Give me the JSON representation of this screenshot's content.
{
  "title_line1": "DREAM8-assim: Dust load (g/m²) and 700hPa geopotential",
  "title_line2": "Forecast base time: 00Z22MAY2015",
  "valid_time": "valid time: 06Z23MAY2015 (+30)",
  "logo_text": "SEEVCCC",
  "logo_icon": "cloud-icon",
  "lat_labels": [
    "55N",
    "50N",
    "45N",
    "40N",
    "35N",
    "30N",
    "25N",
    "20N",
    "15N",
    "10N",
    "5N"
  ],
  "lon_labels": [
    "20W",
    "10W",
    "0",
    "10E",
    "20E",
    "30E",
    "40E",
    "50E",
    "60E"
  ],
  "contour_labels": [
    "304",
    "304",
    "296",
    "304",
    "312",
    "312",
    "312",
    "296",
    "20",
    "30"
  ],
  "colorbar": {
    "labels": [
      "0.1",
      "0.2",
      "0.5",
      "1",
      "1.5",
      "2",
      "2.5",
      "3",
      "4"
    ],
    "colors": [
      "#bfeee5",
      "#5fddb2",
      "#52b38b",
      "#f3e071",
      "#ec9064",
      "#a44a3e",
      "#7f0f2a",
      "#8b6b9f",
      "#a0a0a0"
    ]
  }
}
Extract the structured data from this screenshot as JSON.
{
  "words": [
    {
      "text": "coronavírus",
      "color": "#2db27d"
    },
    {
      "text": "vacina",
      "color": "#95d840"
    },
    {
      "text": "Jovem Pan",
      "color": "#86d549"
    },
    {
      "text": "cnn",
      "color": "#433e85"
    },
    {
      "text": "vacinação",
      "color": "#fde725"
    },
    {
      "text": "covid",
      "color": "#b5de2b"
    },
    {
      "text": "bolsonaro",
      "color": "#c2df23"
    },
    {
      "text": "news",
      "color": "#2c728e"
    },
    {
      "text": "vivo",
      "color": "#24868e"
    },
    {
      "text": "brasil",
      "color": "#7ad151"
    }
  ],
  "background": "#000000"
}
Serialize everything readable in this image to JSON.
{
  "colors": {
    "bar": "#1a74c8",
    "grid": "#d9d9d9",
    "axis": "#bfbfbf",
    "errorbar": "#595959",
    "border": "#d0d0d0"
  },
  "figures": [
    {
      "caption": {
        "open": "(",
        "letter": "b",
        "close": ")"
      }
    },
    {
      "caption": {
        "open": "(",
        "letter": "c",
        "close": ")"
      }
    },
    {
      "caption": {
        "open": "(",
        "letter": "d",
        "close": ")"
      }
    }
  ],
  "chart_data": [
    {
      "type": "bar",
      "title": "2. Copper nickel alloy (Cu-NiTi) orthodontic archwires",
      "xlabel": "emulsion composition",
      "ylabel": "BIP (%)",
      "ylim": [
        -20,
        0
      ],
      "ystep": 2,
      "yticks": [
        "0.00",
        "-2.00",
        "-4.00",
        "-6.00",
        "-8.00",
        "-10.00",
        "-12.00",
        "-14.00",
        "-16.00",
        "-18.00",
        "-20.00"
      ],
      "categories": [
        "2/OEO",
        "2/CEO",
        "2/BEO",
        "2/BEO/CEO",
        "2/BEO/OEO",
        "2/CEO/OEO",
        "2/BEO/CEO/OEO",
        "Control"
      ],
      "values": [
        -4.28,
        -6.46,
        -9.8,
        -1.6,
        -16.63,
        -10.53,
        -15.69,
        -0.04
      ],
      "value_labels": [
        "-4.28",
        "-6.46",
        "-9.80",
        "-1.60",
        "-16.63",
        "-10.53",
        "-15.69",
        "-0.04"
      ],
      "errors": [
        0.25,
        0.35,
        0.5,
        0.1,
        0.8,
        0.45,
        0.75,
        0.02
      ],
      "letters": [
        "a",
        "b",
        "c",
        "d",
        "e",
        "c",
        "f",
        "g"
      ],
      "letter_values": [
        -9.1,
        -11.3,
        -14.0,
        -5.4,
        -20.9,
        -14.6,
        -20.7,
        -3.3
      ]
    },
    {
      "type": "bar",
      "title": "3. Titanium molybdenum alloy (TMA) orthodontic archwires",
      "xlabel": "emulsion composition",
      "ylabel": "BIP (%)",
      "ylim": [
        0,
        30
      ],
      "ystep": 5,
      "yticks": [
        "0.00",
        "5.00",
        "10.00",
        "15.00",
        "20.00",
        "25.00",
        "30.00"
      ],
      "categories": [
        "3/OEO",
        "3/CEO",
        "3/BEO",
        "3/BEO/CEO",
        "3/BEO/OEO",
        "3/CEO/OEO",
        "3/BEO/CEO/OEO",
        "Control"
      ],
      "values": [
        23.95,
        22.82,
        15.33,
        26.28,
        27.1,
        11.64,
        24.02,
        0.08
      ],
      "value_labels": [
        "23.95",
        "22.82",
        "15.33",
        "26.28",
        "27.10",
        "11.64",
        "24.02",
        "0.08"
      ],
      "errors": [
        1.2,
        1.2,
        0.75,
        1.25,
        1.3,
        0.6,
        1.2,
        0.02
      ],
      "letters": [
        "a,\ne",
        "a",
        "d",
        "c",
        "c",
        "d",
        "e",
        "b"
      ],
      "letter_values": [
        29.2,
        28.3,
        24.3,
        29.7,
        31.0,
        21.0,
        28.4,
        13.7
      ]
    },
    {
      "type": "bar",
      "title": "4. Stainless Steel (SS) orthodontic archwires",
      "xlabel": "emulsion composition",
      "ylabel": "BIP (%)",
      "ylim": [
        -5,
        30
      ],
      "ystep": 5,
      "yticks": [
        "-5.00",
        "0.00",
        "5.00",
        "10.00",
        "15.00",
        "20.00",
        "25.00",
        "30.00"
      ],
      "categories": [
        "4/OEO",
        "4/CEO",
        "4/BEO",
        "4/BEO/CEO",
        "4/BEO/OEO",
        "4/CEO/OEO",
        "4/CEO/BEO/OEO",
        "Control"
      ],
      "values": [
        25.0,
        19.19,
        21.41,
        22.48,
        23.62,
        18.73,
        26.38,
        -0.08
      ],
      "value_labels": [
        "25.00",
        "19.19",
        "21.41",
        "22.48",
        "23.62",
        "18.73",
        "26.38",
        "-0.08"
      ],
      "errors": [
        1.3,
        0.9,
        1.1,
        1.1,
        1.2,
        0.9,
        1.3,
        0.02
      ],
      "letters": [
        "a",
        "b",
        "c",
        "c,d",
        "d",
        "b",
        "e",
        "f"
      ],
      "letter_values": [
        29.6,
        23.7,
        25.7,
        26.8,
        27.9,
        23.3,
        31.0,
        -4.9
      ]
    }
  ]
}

______

### Set task
Extract all of the data exactly as written.

### The solution
Give me the JSON representation of this screenshot's content.
{
  "title_line1": "DREAM8-assim: Dust load (g/m²) and 700hPa geopotential",
  "title_line2": "Forecast base time: 00Z22MAY2015",
  "valid_time": "valid time: 06Z23MAY2015 (+30)",
  "logo_text": "SEEVCCC",
  "logo_icon": "cloud-icon",
  "lat_labels": [
    "55N",
    "50N",
    "45N",
    "40N",
    "35N",
    "30N",
    "25N",
    "20N",
    "15N",
    "10N",
    "5N"
  ],
  "lon_labels": [
    "20W",
    "10W",
    "0",
    "10E",
    "20E",
    "30E",
    "40E",
    "50E",
    "60E"
  ],
  "contour_labels": [
    "304",
    "304",
    "296",
    "304",
    "312",
    "312",
    "312",
    "296",
    "20",
    "30"
  ],
  "colorbar": {
    "labels": [
      "0.1",
      "0.2",
      "0.5",
      "1",
      "1.5",
      "2",
      "2.5",
      "3",
      "4"
    ],
    "colors": [
      "#bfeee5",
      "#5fddb2",
      "#52b38b",
      "#f3e071",
      "#ec9064",
      "#a44a3e",
      "#7f0f2a",
      "#8b6b9f",
      "#a0a0a0"
    ]
  }
}
Extract the structured data from this screenshot as JSON.
{
  "words": [
    {
      "text": "coronavírus",
      "color": "#2db27d"
    },
    {
      "text": "vacina",
      "color": "#95d840"
    },
    {
      "text": "Jovem Pan",
      "color": "#86d549"
    },
    {
      "text": "cnn",
      "color": "#433e85"
    },
    {
      "text": "vacinação",
      "color": "#fde725"
    },
    {
      "text": "covid",
      "color": "#b5de2b"
    },
    {
      "text": "bolsonaro",
      "color": "#c2df23"
    },
    {
      "text": "news",
      "color": "#2c728e"
    },
    {
      "text": "vivo",
      "color": "#24868e"
    },
    {
      "text": "brasil",
      "color": "#7ad151"
    }
  ],
  "background": "#000000"
}
Serialize everything readable in this image to JSON.
{
  "colors": {
    "bar": "#1a74c8",
    "grid": "#d9d9d9",
    "axis": "#bfbfbf",
    "errorbar": "#595959",
    "border": "#d0d0d0"
  },
  "figures": [
    {
      "caption": {
        "open": "(",
        "letter": "b",
        "close": ")"
      }
    },
    {
      "caption": {
        "open": "(",
        "letter": "c",
        "close": ")"
      }
    },
    {
      "caption": {
        "open": "(",
        "letter": "d",
        "close": ")"
      }
    }
  ],
  "chart_data": [
    {
      "type": "bar",
      "title": "2. Copper nickel alloy (Cu-NiTi) orthodontic archwires",
      "xlabel": "emulsion composition",
      "ylabel": "BIP (%)",
      "ylim": [
        -20,
        0
      ],
      "ystep": 2,
      "yticks": [
        "0.00",
        "-2.00",
        "-4.00",
        "-6.00",
        "-8.00",
        "-10.00",
        "-12.00",
        "-14.00",
        "-16.00",
        "-18.00",
        "-20.00"
      ],
      "categories": [
        "2/OEO",
        "2/CEO",
        "2/BEO",
        "2/BEO/CEO",
        "2/BEO/OEO",
        "2/CEO/OEO",
        "2/BEO/CEO/OEO",
        "Control"
      ],
      "values": [
        -4.28,
        -6.46,
        -9.8,
        -1.6,
        -16.63,
        -10.53,
        -15.69,
        -0.04
      ],
      "value_labels": [
        "-4.28",
        "-6.46",
        "-9.80",
        "-1.60",
        "-16.63",
        "-10.53",
        "-15.69",
        "-0.04"
      ],
      "errors": [
        0.25,
        0.35,
        0.5,
        0.1,
        0.8,
        0.45,
        0.75,
        0.02
      ],
      "letters": [
        "a",
        "b",
        "c",
        "d",
        "e",
        "c",
        "f",
        "g"
      ],
      "letter_values": [
        -9.1,
        -11.3,
        -14.0,
        -5.4,
        -20.9,
        -14.6,
        -20.7,
        -3.3
      ]
    },
    {
      "type": "bar",
      "title": "3. Titanium molybdenum alloy (TMA) orthodontic archwires",
      "xlabel": "emulsion composition",
      "ylabel": "BIP (%)",
      "ylim": [
        0,
        30
      ],
      "ystep": 5,
      "yticks": [
        "0.00",
        "5.00",
        "10.00",
        "15.00",
        "20.00",
        "25.00",
        "30.00"
      ],
      "categories": [
        "3/OEO",
        "3/CEO",
        "3/BEO",
        "3/BEO/CEO",
        "3/BEO/OEO",
        "3/CEO/OEO",
        "3/BEO/CEO/OEO",
        "Control"
      ],
      "values": [
        23.95,
        22.82,
        15.33,
        26.28,
        27.1,
        11.64,
        24.02,
        0.08
      ],
      "value_labels": [
        "23.95",
        "22.82",
        "15.33",
        "26.28",
        "27.10",
        "11.64",
        "24.02",
        "0.08"
      ],
      "errors": [
        1.2,
        1.2,
        0.75,
        1.25,
        1.3,
        0.6,
        1.2,
        0.02
      ],
      "letters": [
        "a,\ne",
        "a",
        "d",
        "c",
        "c",
        "d",
        "e",
        "b"
      ],
      "letter_values": [
        29.2,
        28.3,
        24.3,
        29.7,
        31.0,
        21.0,
        28.4,
        13.7
      ]
    },
    {
      "type": "bar",
      "title": "4. Stainless Steel (SS) orthodontic archwires",
      "xlabel": "emulsion composition",
      "ylabel": "BIP (%)",
      "ylim": [
        -5,
        30
      ],
      "ystep": 5,
      "yticks": [
        "-5.00",
        "0.00",
        "5.00",
        "10.00",
        "15.00",
        "20.00",
        "25.00",
        "30.00"
      ],
      "categories": [
        "4/OEO",
        "4/CEO",
        "4/BEO",
        "4/BEO/CEO",
        "4/BEO/OEO",
        "4/CEO/OEO",
        "4/CEO/BEO/OEO",
        "Control"
      ],
      "values": [
        25.0,
        19.19,
        21.41,
        22.48,
        23.62,
        18.73,
        26.38,
        -0.08
      ],
      "value_labels": [
        "25.00",
        "19.19",
        "21.41",
        "22.48",
        "23.62",
        "18.73",
        "26.38",
        "-0.08"
      ],
      "errors": [
        1.3,
        0.9,
        1.1,
        1.1,
        1.2,
        0.9,
        1.3,
        0.02
      ],
      "letters": [
        "a",
        "b",
        "c",
        "c,d",
        "d",
        "b",
        "e",
        "f"
      ],
      "letter_values": [
        29.6,
        23.7,
        25.7,
        26.8,
        27.9,
        23.3,
        31.0,
        -4.9
      ]
    }
  ]
}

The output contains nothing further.